§ **Provided entries**

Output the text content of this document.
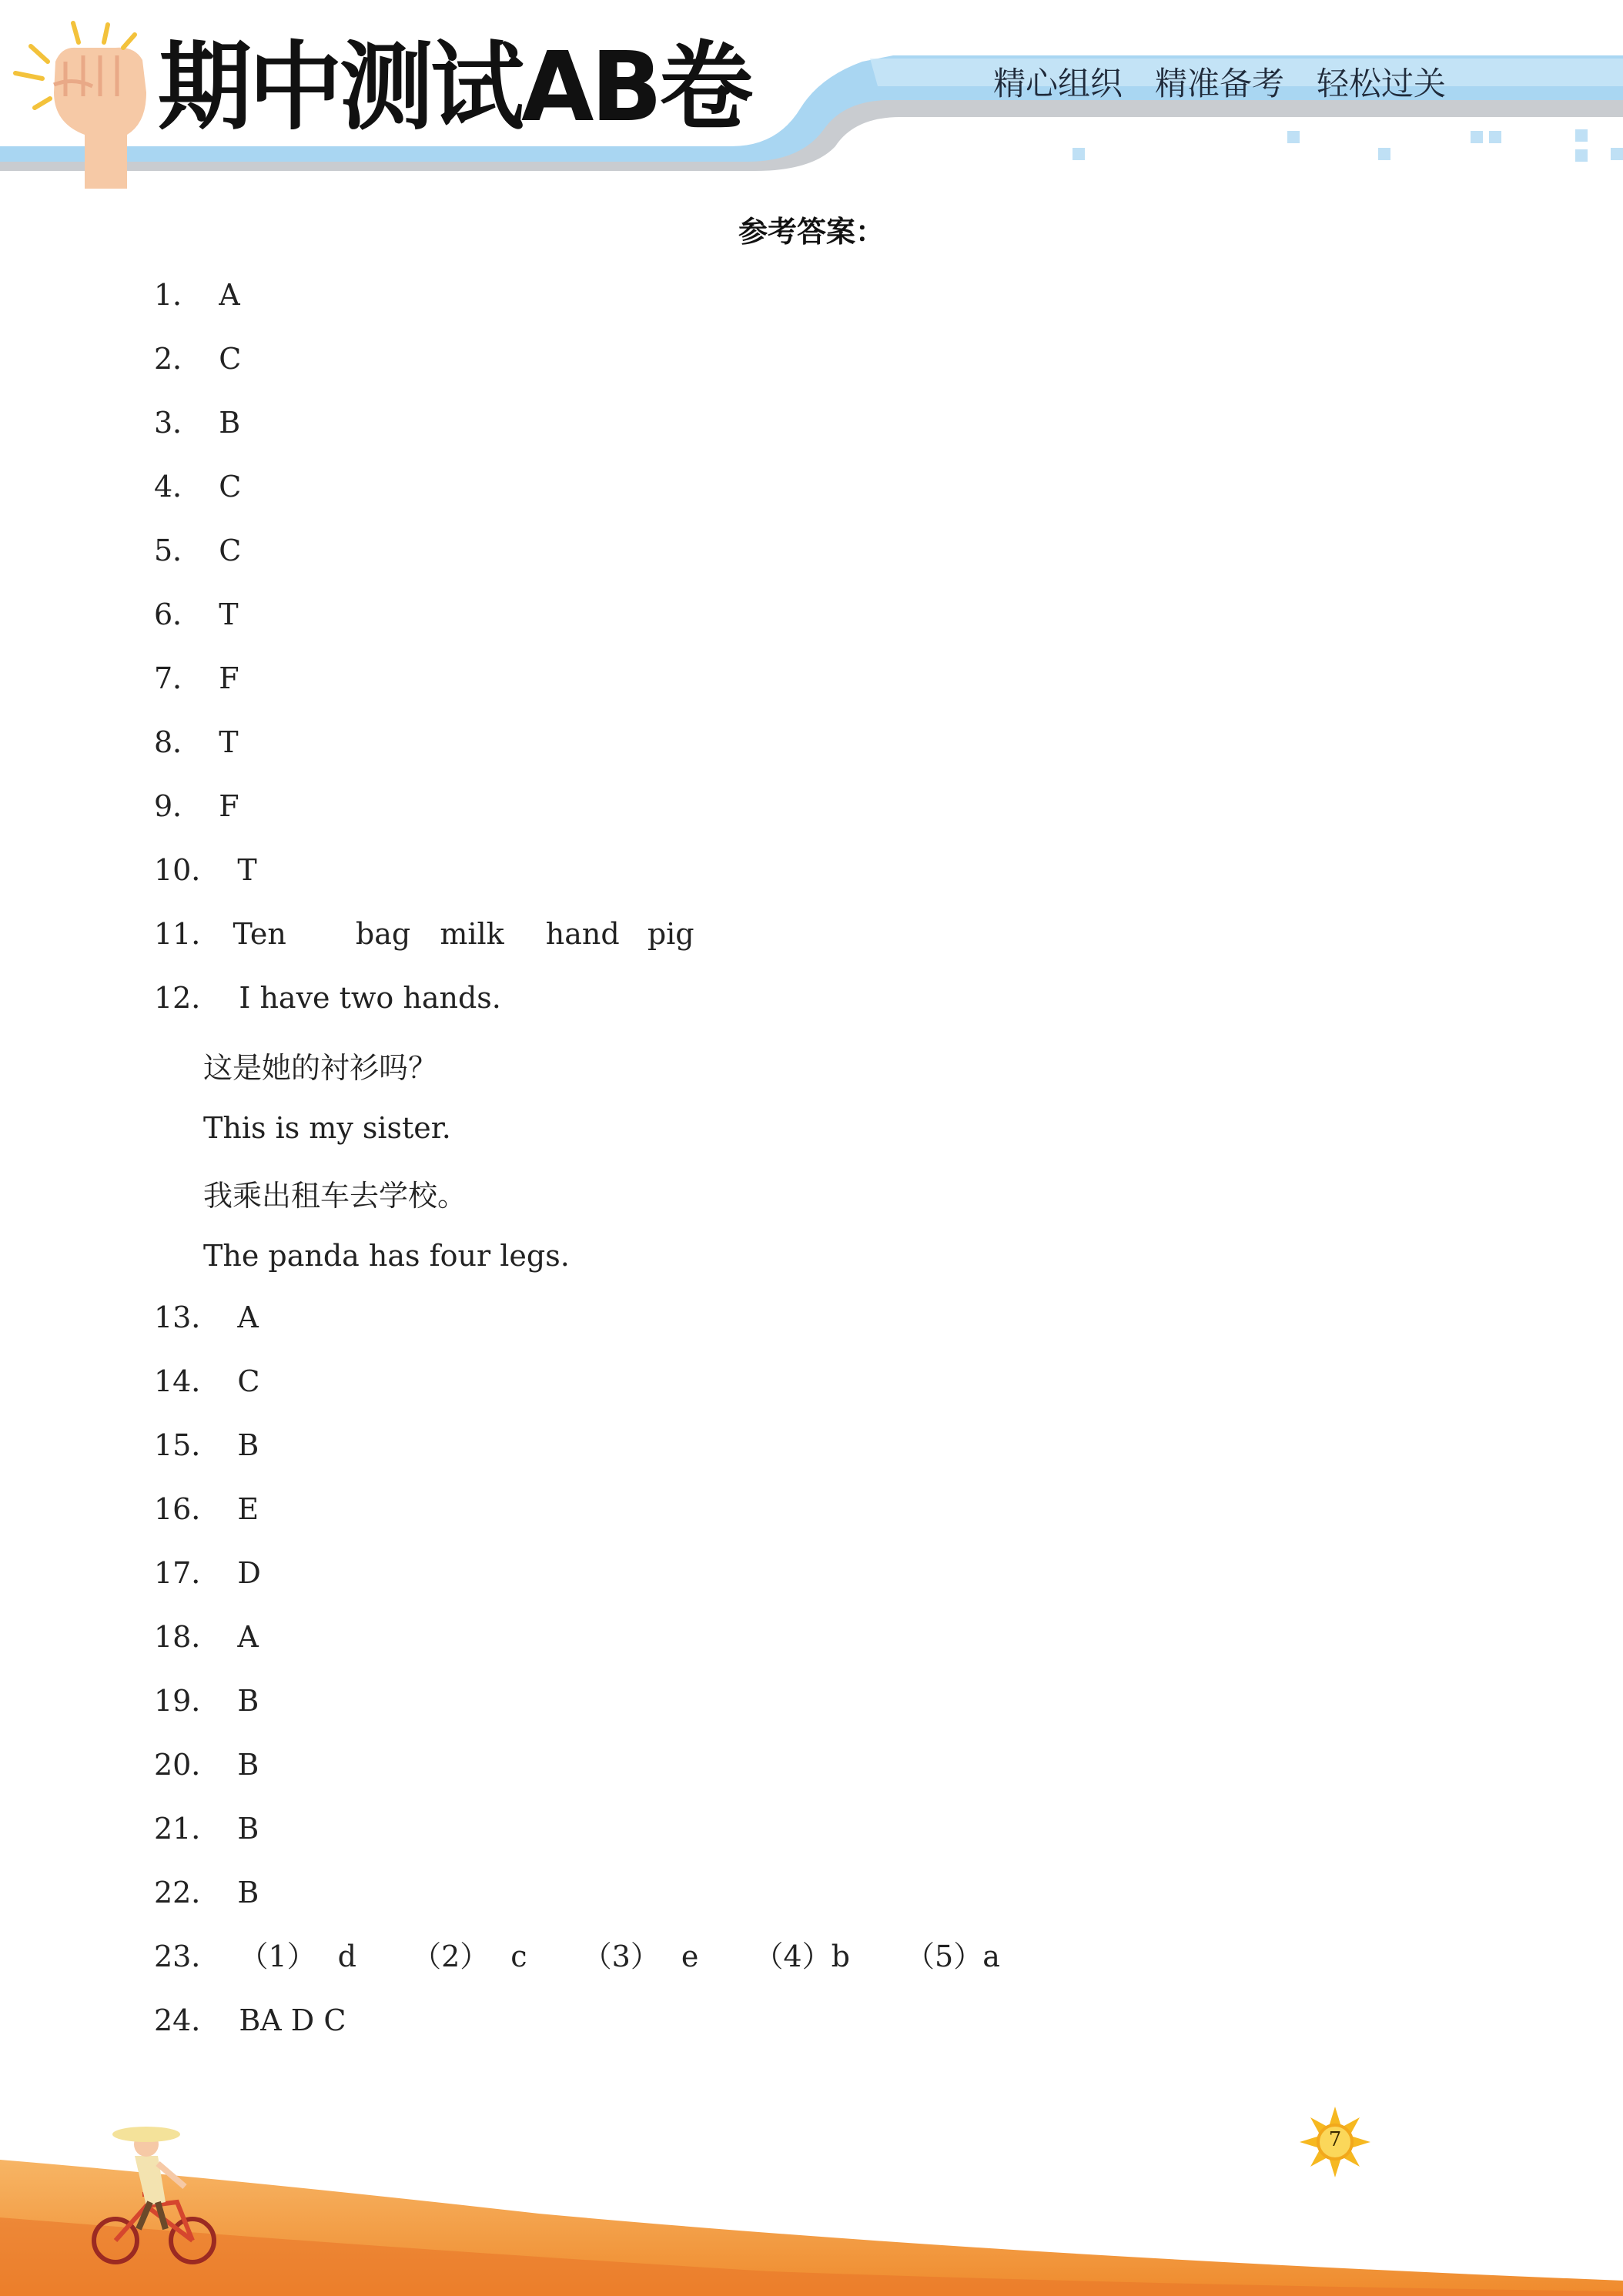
期中测试AB卷	精心组织 精准备考 轻松过关
参考答案：
1． A
2． C
3． B
4． C
5． C
6． T
7． F
8． T
9． F
10． T
11． Ten bag milk hand pig
12． I have two hands.
这是她的衬衫吗？
This is my sister.
我乘出租车去学校。
The panda has four legs.
13． A
14． C
15． B
16． E
17． D
18． A
19． B
20． B
21． B
22． B
23． （1） d （2） c （3） e （4）b （5）a
24． BA D C
7
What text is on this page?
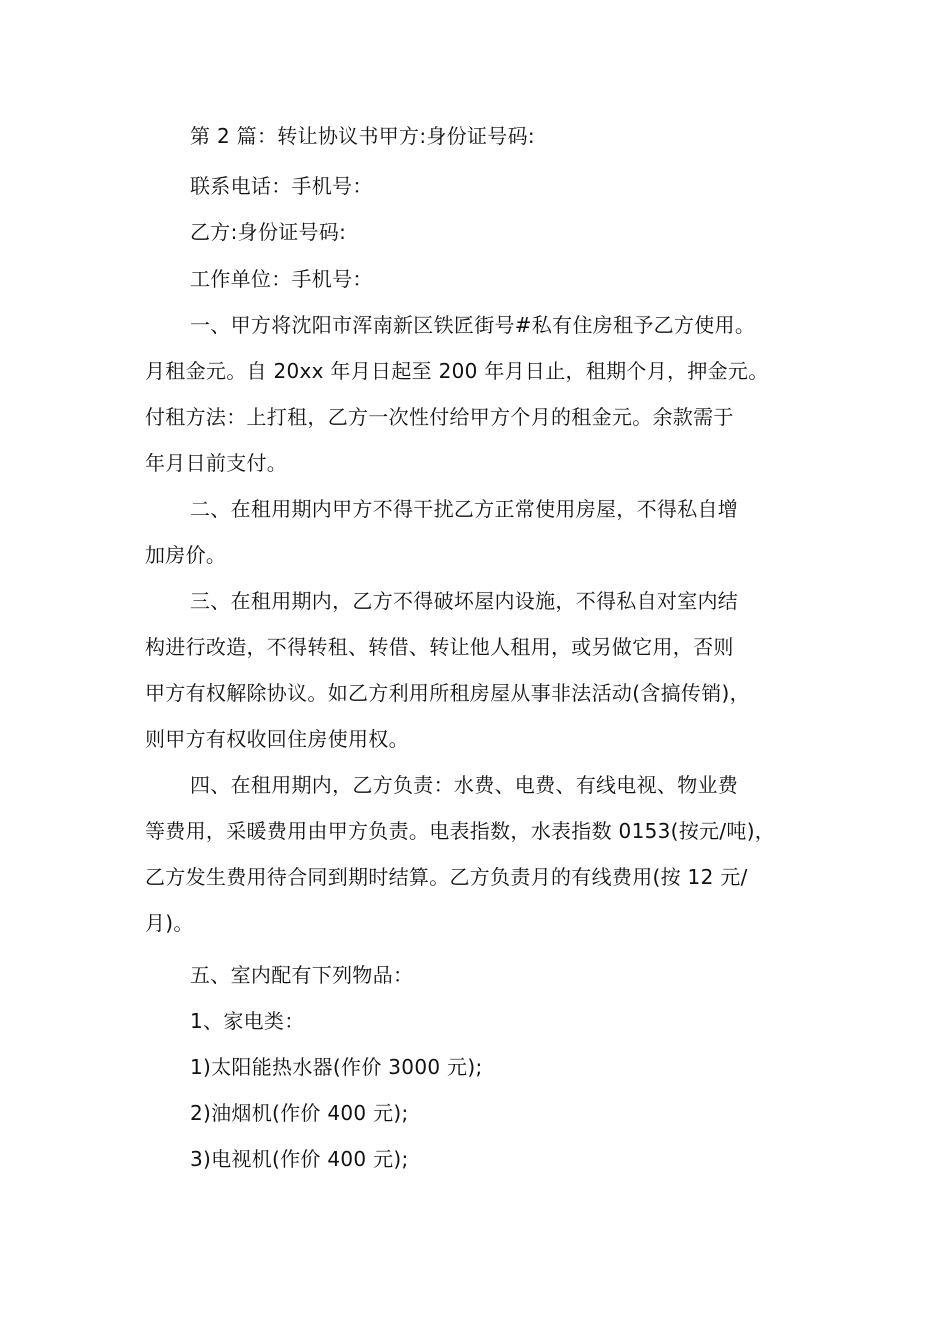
第 2 篇：转让协议书甲方:身份证号码:
联系电话：手机号：
乙方:身份证号码:
工作单位：手机号：
一、甲方将沈阳市浑南新区铁匠街号#私有住房租予乙方使用。
月租金元。自 20xx 年月日起至 200 年月日止，租期个月，押金元。
付租方法：上打租，乙方一次性付给甲方个月的租金元。余款需于
年月日前支付。
二、在租用期内甲方不得干扰乙方正常使用房屋，不得私自增
加房价。
三、在租用期内，乙方不得破坏屋内设施，不得私自对室内结
构进行改造，不得转租、转借、转让他人租用，或另做它用，否则
甲方有权解除协议。如乙方利用所租房屋从事非法活动(含搞传销)，
则甲方有权收回住房使用权。
四、在租用期内，乙方负责：水费、电费、有线电视、物业费
等费用，采暖费用由甲方负责。电表指数，水表指数 0153(按元/吨)，
乙方发生费用待合同到期时结算。乙方负责月的有线费用(按 12 元/
月)。
五、室内配有下列物品：
1、家电类：
1)太阳能热水器(作价 3000 元);
2)油烟机(作价 400 元);
3)电视机(作价 400 元);
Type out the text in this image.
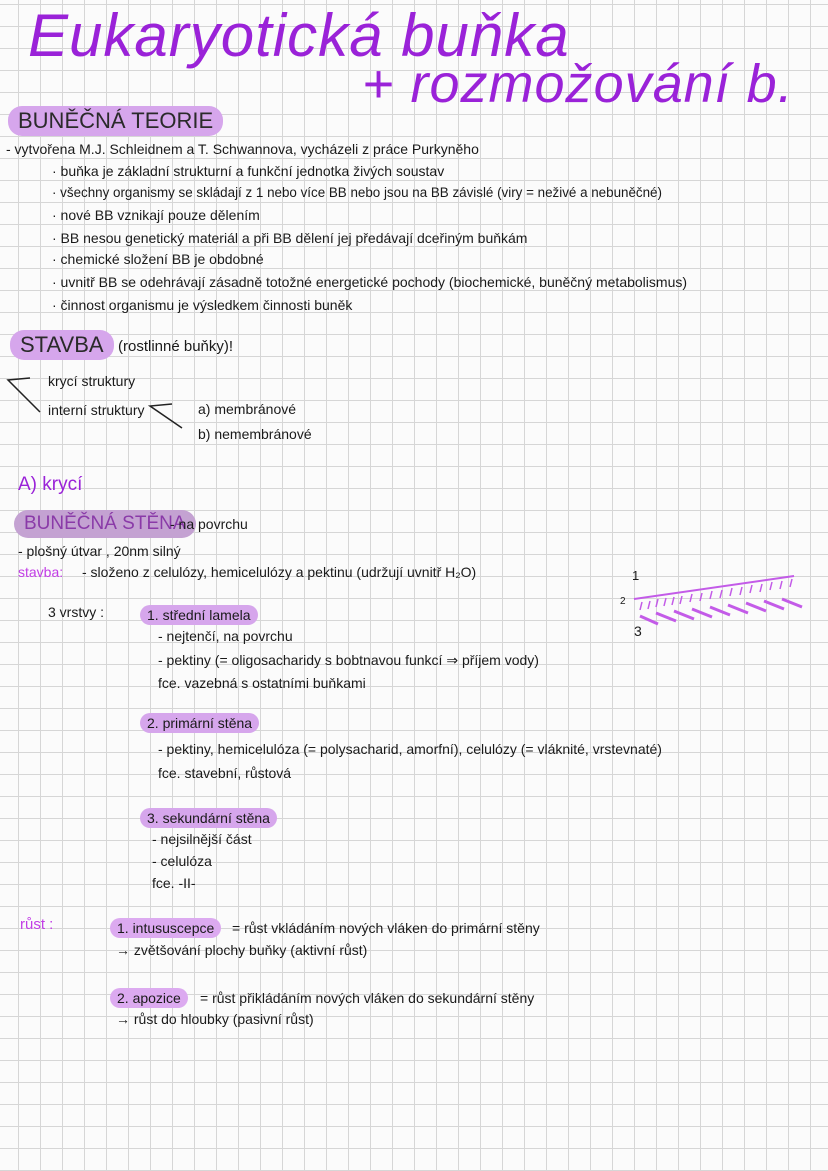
Eukaryotická buňka
+ rozmožování b.
BUNĚČNÁ TEORIE
- vytvořena M.J. Schleidnem a T. Schwannova, vycházeli z práce Purkyněho
· buňka je základní strukturní a funkční jednotka živých soustav
· všechny organismy se skládají z 1 nebo více BB nebo jsou na BB závislé (viry = neživé a nebuněčné)
· nové BB vznikají pouze dělením
· BB nesou genetický materiál a při BB dělení jej předávají dceřiným buňkám
· chemické složení BB je obdobné
· uvnitř BB se odehrávají zásadně totožné energetické pochody (biochemické, buněčný metabolismus)
· činnost organismu je výsledkem činnosti buněk
STAVBA (rostlinné buňky)!
krycí struktury
interní struktury	a) membránové
b) nemembránové
A) krycí
BUNĚČNÁ STĚNA
- na povrchu
- plošný útvar , 20nm silný
stavba: - složeno z celulózy, hemicelulózy a pektinu (udržují uvnitř H₂O)
3 vrstvy :	1. střední lamela
- nejtenčí, na povrchu
- pektiny (= oligosacharidy s bobtnavou funkcí ⇒ příjem vody)
fce. vazebná s ostatními buňkami
2. primární stěna
- pektiny, hemicelulóza (= polysacharid, amorfní), celulózy (= vláknité, vrstevnaté)
fce. stavební, růstová
3. sekundární stěna
- nejsilnější část
- celulóza
fce. -II-
1
2
3
růst :	1. intususcepce	= růst vkládáním nových vláken do primární stěny
→ zvětšování plochy buňky (aktivní růst)
2. apozice	= růst přikládáním nových vláken do sekundární stěny
→ růst do hloubky (pasivní růst)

§ **Problem**
Reproduce each line exactly as it appears, omitting the pictures.

§ **Exercise solution**
Output the text content of this document.
期中测试AB卷	精心组织 精准备考 轻松过关
参考答案：
1． A
2． C
3． B
4． C
5． C
6． T
7． F
8． T
9． F
10． T
11． Ten bag milk hand pig
12． I have two hands.
这是她的衬衫吗？
This is my sister.
我乘出租车去学校。
The panda has four legs.
13． A
14． C
15． B
16． E
17． D
18． A
19． B
20． B
21． B
22． B
23． （1） d （2） c （3） e （4）b （5）a
24． BA D C
7
What text is on this page?
第 2 篇：转让协议书甲方:身份证号码:
联系电话：手机号：
乙方:身份证号码:
工作单位：手机号：
一、甲方将沈阳市浑南新区铁匠街号#私有住房租予乙方使用。
月租金元。自 20xx 年月日起至 200 年月日止，租期个月，押金元。
付租方法：上打租，乙方一次性付给甲方个月的租金元。余款需于
年月日前支付。
二、在租用期内甲方不得干扰乙方正常使用房屋，不得私自增
加房价。
三、在租用期内，乙方不得破坏屋内设施，不得私自对室内结
构进行改造，不得转租、转借、转让他人租用，或另做它用，否则
甲方有权解除协议。如乙方利用所租房屋从事非法活动(含搞传销)，
则甲方有权收回住房使用权。
四、在租用期内，乙方负责：水费、电费、有线电视、物业费
等费用，采暖费用由甲方负责。电表指数，水表指数 0153(按元/吨)，
乙方发生费用待合同到期时结算。乙方负责月的有线费用(按 12 元/
月)。
五、室内配有下列物品：
1、家电类：
1)太阳能热水器(作价 3000 元);
2)油烟机(作价 400 元);
3)电视机(作价 400 元);
Type out the text in this image.
Eukaryotická buňka
+ rozmožování b.
BUNĚČNÁ TEORIE
- vytvořena M.J. Schleidnem a T. Schwannova, vycházeli z práce Purkyněho
· buňka je základní strukturní a funkční jednotka živých soustav
· všechny organismy se skládají z 1 nebo více BB nebo jsou na BB závislé (viry = neživé a nebuněčné)
· nové BB vznikají pouze dělením
· BB nesou genetický materiál a při BB dělení jej předávají dceřiným buňkám
· chemické složení BB je obdobné
· uvnitř BB se odehrávají zásadně totožné energetické pochody (biochemické, buněčný metabolismus)
· činnost organismu je výsledkem činnosti buněk
STAVBA (rostlinné buňky)!
krycí struktury
interní struktury	a) membránové
b) nemembránové
A) krycí
BUNĚČNÁ STĚNA
- na povrchu
- plošný útvar , 20nm silný
stavba: - složeno z celulózy, hemicelulózy a pektinu (udržují uvnitř H₂O)
3 vrstvy :	1. střední lamela
- nejtenčí, na povrchu
- pektiny (= oligosacharidy s bobtnavou funkcí ⇒ příjem vody)
fce. vazebná s ostatními buňkami
2. primární stěna
- pektiny, hemicelulóza (= polysacharid, amorfní), celulózy (= vláknité, vrstevnaté)
fce. stavební, růstová
3. sekundární stěna
- nejsilnější část
- celulóza
fce. -II-
1
2
3
růst :	1. intususcepce	= růst vkládáním nových vláken do primární stěny
→ zvětšování plochy buňky (aktivní růst)
2. apozice	= růst přikládáním nových vláken do sekundární stěny
→ růst do hloubky (pasivní růst)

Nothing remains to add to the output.